- WORK TO BE COMPLETED: Of all the lines in the material, how many contain the word "focus"? State the number alone.

[Data records]
----
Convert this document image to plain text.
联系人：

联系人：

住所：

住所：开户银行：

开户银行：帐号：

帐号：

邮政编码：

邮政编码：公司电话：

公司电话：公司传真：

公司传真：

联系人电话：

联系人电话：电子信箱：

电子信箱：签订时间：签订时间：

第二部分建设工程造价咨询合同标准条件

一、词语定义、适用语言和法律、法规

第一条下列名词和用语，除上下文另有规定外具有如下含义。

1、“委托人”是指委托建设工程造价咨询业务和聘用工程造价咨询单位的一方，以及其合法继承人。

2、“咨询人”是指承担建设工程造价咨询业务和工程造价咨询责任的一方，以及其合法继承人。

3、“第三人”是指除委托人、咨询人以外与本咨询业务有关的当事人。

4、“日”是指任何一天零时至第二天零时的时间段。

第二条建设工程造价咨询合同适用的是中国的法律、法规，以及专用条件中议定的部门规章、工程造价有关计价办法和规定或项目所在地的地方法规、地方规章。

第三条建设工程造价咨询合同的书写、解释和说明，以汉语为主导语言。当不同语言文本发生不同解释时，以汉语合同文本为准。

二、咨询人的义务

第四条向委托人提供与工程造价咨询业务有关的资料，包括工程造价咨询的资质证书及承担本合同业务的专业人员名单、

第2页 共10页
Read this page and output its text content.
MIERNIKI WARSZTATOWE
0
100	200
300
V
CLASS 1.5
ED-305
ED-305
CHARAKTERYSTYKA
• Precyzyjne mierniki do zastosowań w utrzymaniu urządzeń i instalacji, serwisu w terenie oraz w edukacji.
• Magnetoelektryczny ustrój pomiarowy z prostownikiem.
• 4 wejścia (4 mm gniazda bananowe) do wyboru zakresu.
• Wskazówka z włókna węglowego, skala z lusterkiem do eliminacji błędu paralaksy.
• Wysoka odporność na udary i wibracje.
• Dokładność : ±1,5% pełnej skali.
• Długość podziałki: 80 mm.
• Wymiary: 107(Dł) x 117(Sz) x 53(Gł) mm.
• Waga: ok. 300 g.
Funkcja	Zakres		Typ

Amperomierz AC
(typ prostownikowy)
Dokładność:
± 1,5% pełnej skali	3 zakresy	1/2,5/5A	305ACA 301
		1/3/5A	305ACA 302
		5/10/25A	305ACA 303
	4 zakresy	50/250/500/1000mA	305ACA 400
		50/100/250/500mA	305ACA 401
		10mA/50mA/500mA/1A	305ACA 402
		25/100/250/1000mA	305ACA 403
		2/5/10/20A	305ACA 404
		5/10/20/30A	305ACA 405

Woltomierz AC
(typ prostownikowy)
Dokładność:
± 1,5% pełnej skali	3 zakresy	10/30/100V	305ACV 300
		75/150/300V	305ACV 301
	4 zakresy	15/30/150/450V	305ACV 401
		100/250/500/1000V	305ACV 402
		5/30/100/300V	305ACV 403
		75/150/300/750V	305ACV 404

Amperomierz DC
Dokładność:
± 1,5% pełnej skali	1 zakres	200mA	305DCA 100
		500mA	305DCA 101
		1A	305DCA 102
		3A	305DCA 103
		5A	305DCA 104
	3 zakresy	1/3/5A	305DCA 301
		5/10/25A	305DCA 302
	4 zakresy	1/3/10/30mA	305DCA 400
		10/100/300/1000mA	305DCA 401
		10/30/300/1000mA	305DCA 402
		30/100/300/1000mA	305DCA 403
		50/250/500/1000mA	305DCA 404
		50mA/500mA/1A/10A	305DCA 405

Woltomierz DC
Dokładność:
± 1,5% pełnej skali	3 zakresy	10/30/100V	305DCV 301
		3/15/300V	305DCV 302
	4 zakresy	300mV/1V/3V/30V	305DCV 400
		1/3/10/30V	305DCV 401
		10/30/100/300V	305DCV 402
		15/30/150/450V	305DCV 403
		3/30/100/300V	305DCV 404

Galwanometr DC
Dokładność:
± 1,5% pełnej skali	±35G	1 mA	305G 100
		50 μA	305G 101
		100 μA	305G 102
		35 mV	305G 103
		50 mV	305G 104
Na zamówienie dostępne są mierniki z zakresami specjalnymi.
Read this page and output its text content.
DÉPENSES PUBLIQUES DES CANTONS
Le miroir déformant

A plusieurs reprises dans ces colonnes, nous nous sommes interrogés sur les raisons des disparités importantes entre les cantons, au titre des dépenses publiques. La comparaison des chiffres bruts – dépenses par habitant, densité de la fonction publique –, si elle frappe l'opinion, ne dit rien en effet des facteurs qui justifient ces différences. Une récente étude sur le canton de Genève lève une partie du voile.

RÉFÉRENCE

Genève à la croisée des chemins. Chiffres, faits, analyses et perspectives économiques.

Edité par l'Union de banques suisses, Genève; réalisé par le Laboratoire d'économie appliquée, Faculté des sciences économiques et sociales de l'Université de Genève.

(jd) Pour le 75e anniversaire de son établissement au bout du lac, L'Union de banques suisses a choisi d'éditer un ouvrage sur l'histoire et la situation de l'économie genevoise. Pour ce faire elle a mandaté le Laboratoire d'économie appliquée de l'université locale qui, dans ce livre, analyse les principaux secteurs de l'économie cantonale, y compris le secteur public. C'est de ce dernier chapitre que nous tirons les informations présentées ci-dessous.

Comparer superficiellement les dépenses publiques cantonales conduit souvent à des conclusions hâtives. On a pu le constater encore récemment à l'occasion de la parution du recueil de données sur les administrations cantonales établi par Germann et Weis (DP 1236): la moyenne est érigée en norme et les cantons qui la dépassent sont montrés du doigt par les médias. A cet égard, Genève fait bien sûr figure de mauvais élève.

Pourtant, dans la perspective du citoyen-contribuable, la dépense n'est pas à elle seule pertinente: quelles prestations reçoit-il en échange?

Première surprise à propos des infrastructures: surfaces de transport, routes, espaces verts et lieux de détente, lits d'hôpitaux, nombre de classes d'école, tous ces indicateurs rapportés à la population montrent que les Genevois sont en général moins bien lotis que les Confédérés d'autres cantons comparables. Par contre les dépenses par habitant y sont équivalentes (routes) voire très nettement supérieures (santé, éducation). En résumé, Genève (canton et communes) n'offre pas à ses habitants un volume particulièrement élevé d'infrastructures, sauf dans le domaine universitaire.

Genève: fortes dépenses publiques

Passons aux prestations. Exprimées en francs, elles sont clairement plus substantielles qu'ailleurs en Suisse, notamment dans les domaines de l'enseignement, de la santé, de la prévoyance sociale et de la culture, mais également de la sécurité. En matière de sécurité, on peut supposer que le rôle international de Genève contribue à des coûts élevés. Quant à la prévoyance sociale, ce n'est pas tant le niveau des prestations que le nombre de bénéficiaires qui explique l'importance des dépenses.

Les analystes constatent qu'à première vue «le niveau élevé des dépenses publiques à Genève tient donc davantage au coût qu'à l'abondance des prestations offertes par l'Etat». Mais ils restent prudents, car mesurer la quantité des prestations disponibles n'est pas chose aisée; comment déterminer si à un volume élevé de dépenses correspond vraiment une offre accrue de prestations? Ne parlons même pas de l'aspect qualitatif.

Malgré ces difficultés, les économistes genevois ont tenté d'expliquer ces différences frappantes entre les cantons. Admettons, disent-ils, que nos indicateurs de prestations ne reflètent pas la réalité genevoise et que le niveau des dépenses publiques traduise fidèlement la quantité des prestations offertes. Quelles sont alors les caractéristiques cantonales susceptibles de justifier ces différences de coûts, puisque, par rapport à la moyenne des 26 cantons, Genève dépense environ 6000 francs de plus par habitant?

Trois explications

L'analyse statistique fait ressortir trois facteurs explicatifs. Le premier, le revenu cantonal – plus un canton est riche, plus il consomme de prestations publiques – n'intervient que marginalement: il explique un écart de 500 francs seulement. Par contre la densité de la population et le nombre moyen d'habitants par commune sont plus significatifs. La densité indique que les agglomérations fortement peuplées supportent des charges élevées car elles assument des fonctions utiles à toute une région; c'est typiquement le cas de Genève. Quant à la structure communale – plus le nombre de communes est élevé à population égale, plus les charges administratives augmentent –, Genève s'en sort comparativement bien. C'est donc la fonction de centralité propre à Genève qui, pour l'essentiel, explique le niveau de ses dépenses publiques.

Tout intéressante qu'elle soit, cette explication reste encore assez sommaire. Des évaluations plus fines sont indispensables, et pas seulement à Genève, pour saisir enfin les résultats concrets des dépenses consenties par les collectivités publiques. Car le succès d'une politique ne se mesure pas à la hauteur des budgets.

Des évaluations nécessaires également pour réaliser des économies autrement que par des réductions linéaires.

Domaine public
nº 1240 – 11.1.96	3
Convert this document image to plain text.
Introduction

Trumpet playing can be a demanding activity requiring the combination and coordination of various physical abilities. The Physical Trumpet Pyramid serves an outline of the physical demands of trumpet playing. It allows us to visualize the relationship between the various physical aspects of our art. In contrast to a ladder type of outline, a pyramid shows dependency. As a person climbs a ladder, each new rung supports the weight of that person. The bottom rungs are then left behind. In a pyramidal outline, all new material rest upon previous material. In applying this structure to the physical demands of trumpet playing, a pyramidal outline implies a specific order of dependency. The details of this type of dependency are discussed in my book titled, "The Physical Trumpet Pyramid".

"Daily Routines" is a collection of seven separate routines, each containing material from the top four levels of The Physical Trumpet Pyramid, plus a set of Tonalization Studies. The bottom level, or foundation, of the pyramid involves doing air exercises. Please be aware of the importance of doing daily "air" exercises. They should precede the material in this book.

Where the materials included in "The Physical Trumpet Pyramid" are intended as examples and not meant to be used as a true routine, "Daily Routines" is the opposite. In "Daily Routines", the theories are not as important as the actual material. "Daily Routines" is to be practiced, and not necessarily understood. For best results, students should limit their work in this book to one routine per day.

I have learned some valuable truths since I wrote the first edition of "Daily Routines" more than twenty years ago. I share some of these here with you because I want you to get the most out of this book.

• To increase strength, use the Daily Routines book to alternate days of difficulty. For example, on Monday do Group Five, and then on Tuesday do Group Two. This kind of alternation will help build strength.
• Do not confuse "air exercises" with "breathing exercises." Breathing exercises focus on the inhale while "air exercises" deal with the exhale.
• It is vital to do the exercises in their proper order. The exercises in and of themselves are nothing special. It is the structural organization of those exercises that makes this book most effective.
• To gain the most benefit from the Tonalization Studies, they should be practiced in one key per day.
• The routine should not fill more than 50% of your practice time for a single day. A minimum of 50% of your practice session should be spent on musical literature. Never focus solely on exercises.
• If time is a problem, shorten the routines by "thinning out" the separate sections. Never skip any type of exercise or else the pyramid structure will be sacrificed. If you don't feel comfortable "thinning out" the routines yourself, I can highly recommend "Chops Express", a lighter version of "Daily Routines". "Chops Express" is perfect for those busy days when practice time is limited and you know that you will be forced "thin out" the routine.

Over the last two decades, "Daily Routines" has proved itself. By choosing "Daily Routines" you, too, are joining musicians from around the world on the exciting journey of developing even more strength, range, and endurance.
----
- RESULT BELOW: 2